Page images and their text
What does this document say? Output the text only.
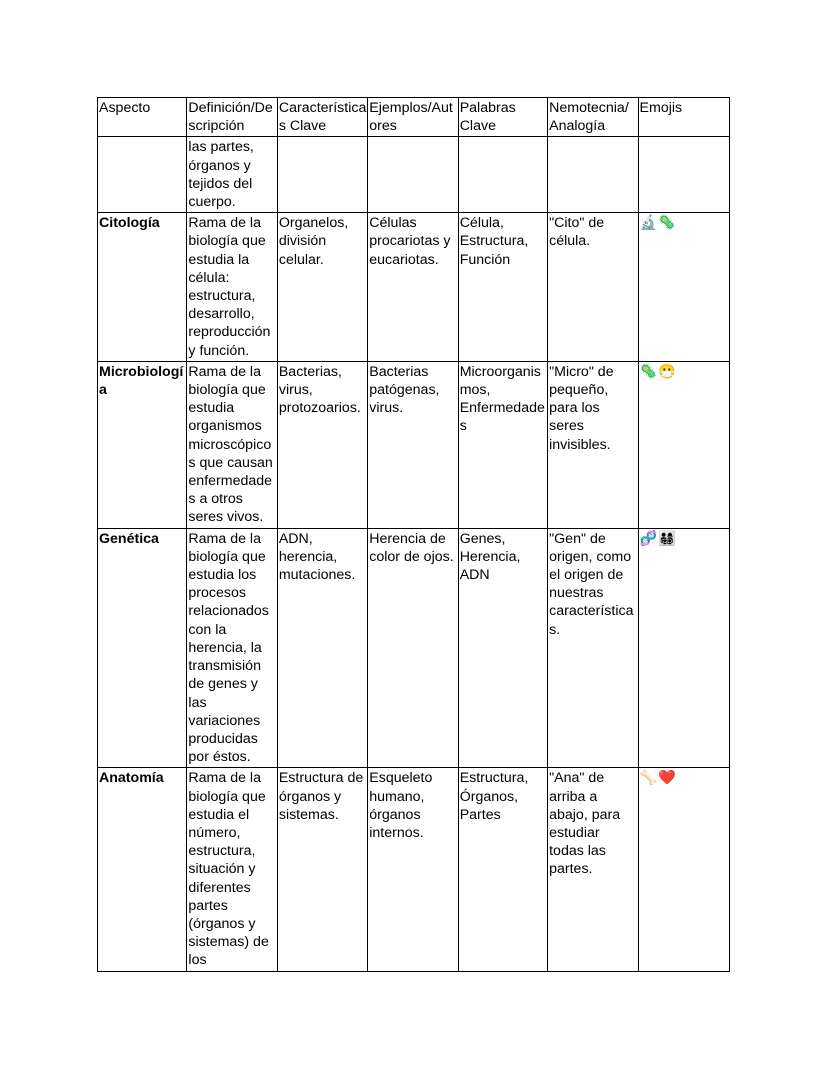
Aspecto	Definición/Descripción	Características Clave	Ejemplos/Autores	Palabras Clave	Nemotecnia/ Analogía	Emojis
	las partes, órganos y tejidos del cuerpo.					
Citología	Rama de la biología que estudia la célula: estructura, desarrollo, reproducción y función.	Organelos, división celular.	Células procariotas y eucariotas.	Célula, Estructura, Función	"Cito" de célula.	🔬🦠
Microbiología	Rama de la biología que estudia organismos microscópicos que causan enfermedades a otros seres vivos.	Bacterias, virus, protozoarios.	Bacterias patógenas, virus.	Microorganismos, Enfermedades	"Micro" de pequeño, para los seres invisibles.	🦠😷
Genética	Rama de la biología que estudia los procesos relacionados con la herencia, la transmisión de genes y las variaciones producidas por éstos.	ADN, herencia, mutaciones.	Herencia de color de ojos.	Genes, Herencia, ADN	"Gen" de origen, como el origen de nuestras características.	🧬👨‍👩‍👧‍👦
Anatomía	Rama de la biología que estudia el número, estructura, situación y diferentes partes (órganos y sistemas) de los	Estructura de órganos y sistemas.	Esqueleto humano, órganos internos.	Estructura, Órganos, Partes	"Ana" de arriba a abajo, para estudiar todas las partes.	🦴❤️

◆ **Exercise objective**: Now reproduce all of the entries precisely, with no pictures in the copy.

◆ **Result below**:
What does this document say? Output the text only.
Aspecto	Definición/Descripción	Características Clave	Ejemplos/Autores	Palabras Clave	Nemotecnia/ Analogía	Emojis
	las partes, órganos y tejidos del cuerpo.					
Citología	Rama de la biología que estudia la célula: estructura, desarrollo, reproducción y función.	Organelos, división celular.	Células procariotas y eucariotas.	Célula, Estructura, Función	"Cito" de célula.	🔬🦠
Microbiología	Rama de la biología que estudia organismos microscópicos que causan enfermedades a otros seres vivos.	Bacterias, virus, protozoarios.	Bacterias patógenas, virus.	Microorganismos, Enfermedades	"Micro" de pequeño, para los seres invisibles.	🦠😷
Genética	Rama de la biología que estudia los procesos relacionados con la herencia, la transmisión de genes y las variaciones producidas por éstos.	ADN, herencia, mutaciones.	Herencia de color de ojos.	Genes, Herencia, ADN	"Gen" de origen, como el origen de nuestras características.	🧬👨‍👩‍👧‍👦
Anatomía	Rama de la biología que estudia el número, estructura, situación y diferentes partes (órganos y sistemas) de los	Estructura de órganos y sistemas.	Esqueleto humano, órganos internos.	Estructura, Órganos, Partes	"Ana" de arriba a abajo, para estudiar todas las partes.	🦴❤️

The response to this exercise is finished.